» **Task instructions**: The records that follow need to be output exactly as they are.

» **Data provided**:

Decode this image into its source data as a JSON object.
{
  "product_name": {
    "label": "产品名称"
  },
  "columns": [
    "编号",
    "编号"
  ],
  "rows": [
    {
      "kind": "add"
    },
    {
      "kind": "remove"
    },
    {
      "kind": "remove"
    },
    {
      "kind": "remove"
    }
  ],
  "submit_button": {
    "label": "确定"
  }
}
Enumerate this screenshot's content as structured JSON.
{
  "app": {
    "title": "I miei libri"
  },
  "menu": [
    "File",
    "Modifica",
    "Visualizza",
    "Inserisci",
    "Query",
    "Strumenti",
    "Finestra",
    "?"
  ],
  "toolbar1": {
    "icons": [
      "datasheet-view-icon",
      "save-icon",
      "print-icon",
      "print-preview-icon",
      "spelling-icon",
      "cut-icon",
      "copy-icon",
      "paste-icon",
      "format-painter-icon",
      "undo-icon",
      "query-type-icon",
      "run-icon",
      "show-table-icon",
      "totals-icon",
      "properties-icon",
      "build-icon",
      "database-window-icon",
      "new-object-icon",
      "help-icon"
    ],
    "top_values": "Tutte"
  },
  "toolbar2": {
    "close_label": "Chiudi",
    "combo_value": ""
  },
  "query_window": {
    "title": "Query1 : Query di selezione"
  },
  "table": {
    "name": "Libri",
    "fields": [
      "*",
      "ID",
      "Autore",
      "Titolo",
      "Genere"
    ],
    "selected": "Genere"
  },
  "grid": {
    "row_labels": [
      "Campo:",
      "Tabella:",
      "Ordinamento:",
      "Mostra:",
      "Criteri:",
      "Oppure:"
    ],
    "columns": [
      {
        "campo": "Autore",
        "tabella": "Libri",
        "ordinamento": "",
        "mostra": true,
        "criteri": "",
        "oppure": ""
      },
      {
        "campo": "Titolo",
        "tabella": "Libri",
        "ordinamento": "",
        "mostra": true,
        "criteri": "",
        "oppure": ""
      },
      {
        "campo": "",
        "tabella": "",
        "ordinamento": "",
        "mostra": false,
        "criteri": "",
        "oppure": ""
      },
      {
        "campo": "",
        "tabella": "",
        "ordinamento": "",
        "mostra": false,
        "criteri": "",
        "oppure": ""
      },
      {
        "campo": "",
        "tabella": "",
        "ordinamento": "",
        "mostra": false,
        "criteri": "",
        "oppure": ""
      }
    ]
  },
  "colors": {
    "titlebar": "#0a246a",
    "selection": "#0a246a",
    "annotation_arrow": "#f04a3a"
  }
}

» **Solution to this problem**:
Decode this image into its source data as a JSON object.
{
  "product_name": {
    "label": "产品名称"
  },
  "columns": [
    "编号",
    "编号"
  ],
  "rows": [
    {
      "kind": "add"
    },
    {
      "kind": "remove"
    },
    {
      "kind": "remove"
    },
    {
      "kind": "remove"
    }
  ],
  "submit_button": {
    "label": "确定"
  }
}
Enumerate this screenshot's content as structured JSON.
{
  "app": {
    "title": "I miei libri"
  },
  "menu": [
    "File",
    "Modifica",
    "Visualizza",
    "Inserisci",
    "Query",
    "Strumenti",
    "Finestra",
    "?"
  ],
  "toolbar1": {
    "icons": [
      "datasheet-view-icon",
      "save-icon",
      "print-icon",
      "print-preview-icon",
      "spelling-icon",
      "cut-icon",
      "copy-icon",
      "paste-icon",
      "format-painter-icon",
      "undo-icon",
      "query-type-icon",
      "run-icon",
      "show-table-icon",
      "totals-icon",
      "properties-icon",
      "build-icon",
      "database-window-icon",
      "new-object-icon",
      "help-icon"
    ],
    "top_values": "Tutte"
  },
  "toolbar2": {
    "close_label": "Chiudi",
    "combo_value": ""
  },
  "query_window": {
    "title": "Query1 : Query di selezione"
  },
  "table": {
    "name": "Libri",
    "fields": [
      "*",
      "ID",
      "Autore",
      "Titolo",
      "Genere"
    ],
    "selected": "Genere"
  },
  "grid": {
    "row_labels": [
      "Campo:",
      "Tabella:",
      "Ordinamento:",
      "Mostra:",
      "Criteri:",
      "Oppure:"
    ],
    "columns": [
      {
        "campo": "Autore",
        "tabella": "Libri",
        "ordinamento": "",
        "mostra": true,
        "criteri": "",
        "oppure": ""
      },
      {
        "campo": "Titolo",
        "tabella": "Libri",
        "ordinamento": "",
        "mostra": true,
        "criteri": "",
        "oppure": ""
      },
      {
        "campo": "",
        "tabella": "",
        "ordinamento": "",
        "mostra": false,
        "criteri": "",
        "oppure": ""
      },
      {
        "campo": "",
        "tabella": "",
        "ordinamento": "",
        "mostra": false,
        "criteri": "",
        "oppure": ""
      },
      {
        "campo": "",
        "tabella": "",
        "ordinamento": "",
        "mostra": false,
        "criteri": "",
        "oppure": ""
      }
    ]
  },
  "colors": {
    "titlebar": "#0a246a",
    "selection": "#0a246a",
    "annotation_arrow": "#f04a3a"
  }
}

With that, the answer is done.